* _WORK ITEM 1_:
In the article about the Princeton student's bomb design, how did he find out which conventional explosive to use?
* _WORK ITEM 2_:
List every source of information the article about the Princeton student's bomb design says he used for his design.

Have you ever written an academic paper so shocking that it gets confiscated by the FBI? No? Well, kudos, you have one Princeton student beat.
John Aristotle Phillips was a 21-year-old undergraduate student in aerospace and mechanical sciences, described as "underachieving" when he took on a project that would end up earning him the nickname "The A-Bomb Kid".
Using unclassified material from the US Government Printing Office and knowledge gained from his school library, he drew up designs for a working nuclear bomb that could, according to reports at the time, level a quarter of Manhattan.
In 1976, he worked on the beach ball-sized device for several months, wanting to show how easy it would be for terrorists or other bad actors to create a nuclear bomb using publicly available knowledge. In that respect, he succeeded, given that nuclear scientist Dr Frank Chilton said that the design was "pretty much guaranteed to work".
Other undergraduates had attempted similar projects before, but struggled with the initial conventional explosive that triggers the implosion wave towards the center of the bomb. This knowledge he obtained by simply phoning DuPont, and asking them politely what they used, though he claimed that it could be triggered with other explosives such as TNT.
His bomb – which he made a non-working mockup of in his room – theoretically would have worked, and would have been about a third as powerful as the bomb that the US dropped on Hiroshima at the end of World War II.
Though anyone wishing to actually make a bomb would need to jump through a lot more hoops (getting hold of uranium/plutonium and then enriching it is not a matter of waiting for an Amazon Prime delivery), his paper earned him a visit from the FBI and CIA, as well as an A grade.
A few weeks after handing in his paper, he returned to look for it in the physics department and found that it wasn't there. It was only then, and after he was quizzed by the department chairman, that he realized that the information he gained from DuPont was possibly classified.
The FBI paid the university a visit next and confiscated his paper, plus the mockup he had built in his room. Following his work on the device, Phillips became an anti-nuclear-proliferation activist, even running for congress several times on that platform.

Items in a dataset
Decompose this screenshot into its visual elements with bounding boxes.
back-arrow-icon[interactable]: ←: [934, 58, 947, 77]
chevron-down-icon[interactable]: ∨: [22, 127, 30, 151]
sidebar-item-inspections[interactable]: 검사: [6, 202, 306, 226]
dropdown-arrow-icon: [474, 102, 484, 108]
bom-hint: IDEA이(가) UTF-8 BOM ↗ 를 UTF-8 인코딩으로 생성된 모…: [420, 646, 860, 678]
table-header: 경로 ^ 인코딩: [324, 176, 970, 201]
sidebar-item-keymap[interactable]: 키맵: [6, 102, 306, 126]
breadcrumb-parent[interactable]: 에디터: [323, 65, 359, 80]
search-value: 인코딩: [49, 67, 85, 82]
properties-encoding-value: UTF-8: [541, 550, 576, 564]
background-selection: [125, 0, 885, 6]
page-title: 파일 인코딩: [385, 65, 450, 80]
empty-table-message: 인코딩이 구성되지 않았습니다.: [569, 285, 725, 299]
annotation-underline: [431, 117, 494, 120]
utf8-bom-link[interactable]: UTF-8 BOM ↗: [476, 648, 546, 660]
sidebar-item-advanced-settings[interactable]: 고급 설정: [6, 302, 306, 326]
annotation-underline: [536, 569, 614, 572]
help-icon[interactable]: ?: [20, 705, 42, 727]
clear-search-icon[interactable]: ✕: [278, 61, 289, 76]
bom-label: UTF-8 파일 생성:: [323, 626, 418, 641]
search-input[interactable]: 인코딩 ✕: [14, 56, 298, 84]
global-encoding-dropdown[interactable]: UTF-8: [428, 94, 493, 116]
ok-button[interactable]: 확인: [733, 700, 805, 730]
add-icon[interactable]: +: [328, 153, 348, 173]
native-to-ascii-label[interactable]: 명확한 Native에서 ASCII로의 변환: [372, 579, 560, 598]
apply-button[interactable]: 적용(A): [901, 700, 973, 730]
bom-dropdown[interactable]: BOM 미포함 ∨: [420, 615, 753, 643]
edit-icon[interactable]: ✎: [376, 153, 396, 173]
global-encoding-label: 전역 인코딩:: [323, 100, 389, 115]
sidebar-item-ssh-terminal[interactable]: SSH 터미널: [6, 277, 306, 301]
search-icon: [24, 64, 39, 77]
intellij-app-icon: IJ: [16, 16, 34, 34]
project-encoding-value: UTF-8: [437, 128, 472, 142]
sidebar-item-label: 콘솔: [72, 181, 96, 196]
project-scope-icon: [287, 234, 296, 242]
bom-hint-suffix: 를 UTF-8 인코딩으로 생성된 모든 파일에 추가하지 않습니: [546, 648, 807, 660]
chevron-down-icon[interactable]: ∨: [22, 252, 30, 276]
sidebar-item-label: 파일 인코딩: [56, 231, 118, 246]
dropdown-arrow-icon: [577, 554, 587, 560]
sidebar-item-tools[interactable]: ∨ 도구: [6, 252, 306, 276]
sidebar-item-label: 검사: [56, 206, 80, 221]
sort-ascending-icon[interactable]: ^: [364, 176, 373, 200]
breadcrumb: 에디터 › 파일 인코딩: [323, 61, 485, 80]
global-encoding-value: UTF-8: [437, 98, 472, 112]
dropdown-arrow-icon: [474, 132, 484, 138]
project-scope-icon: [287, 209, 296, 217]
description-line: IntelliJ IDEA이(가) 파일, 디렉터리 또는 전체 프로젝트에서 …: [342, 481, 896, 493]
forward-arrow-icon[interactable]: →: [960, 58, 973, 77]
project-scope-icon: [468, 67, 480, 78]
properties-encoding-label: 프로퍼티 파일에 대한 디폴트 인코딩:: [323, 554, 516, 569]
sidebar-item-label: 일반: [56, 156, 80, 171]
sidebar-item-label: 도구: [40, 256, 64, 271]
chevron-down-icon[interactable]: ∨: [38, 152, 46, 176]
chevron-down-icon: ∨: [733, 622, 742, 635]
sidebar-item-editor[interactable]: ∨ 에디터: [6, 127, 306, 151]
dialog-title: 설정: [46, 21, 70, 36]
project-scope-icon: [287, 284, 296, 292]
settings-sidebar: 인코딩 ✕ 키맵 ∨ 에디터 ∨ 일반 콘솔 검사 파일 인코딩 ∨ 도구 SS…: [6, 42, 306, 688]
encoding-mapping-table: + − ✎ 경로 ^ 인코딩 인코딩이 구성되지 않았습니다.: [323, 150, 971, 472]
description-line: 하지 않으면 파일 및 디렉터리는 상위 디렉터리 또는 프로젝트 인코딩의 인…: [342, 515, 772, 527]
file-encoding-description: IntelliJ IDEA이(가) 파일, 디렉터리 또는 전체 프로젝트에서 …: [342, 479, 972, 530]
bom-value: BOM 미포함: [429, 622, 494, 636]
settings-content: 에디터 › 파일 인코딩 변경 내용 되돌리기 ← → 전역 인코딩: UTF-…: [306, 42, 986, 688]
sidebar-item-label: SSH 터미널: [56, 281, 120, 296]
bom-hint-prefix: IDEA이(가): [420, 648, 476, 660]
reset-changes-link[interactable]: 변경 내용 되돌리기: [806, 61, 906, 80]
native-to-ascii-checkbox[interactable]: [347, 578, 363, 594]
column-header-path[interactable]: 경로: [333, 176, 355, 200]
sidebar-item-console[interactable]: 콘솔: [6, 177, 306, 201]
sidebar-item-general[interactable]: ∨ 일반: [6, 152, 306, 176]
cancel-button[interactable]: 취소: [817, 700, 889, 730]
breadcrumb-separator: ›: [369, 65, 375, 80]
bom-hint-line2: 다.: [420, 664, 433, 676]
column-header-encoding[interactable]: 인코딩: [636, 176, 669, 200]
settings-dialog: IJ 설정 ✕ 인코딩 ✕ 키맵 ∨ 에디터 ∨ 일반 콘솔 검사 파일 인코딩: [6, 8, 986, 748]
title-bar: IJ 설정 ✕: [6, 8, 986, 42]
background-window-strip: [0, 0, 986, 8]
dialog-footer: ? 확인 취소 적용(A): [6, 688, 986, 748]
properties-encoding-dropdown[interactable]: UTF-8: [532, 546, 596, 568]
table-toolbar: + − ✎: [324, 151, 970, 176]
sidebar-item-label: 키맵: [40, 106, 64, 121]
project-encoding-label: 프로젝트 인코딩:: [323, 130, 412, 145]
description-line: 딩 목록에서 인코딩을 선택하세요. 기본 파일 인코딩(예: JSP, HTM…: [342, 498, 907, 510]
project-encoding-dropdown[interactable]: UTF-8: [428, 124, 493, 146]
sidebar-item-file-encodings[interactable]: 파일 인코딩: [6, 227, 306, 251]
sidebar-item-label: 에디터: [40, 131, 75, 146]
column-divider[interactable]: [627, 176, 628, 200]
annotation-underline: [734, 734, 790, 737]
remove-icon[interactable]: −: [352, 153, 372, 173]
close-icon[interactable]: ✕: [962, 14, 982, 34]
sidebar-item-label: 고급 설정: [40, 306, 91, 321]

* _RESULT 1_:
He phoned DuPont and politely asked what they used.

* _RESULT 2_:
- Unclassified material from the US Government Printing Office
- Knowledge gained from his school library
- A phone call to DuPont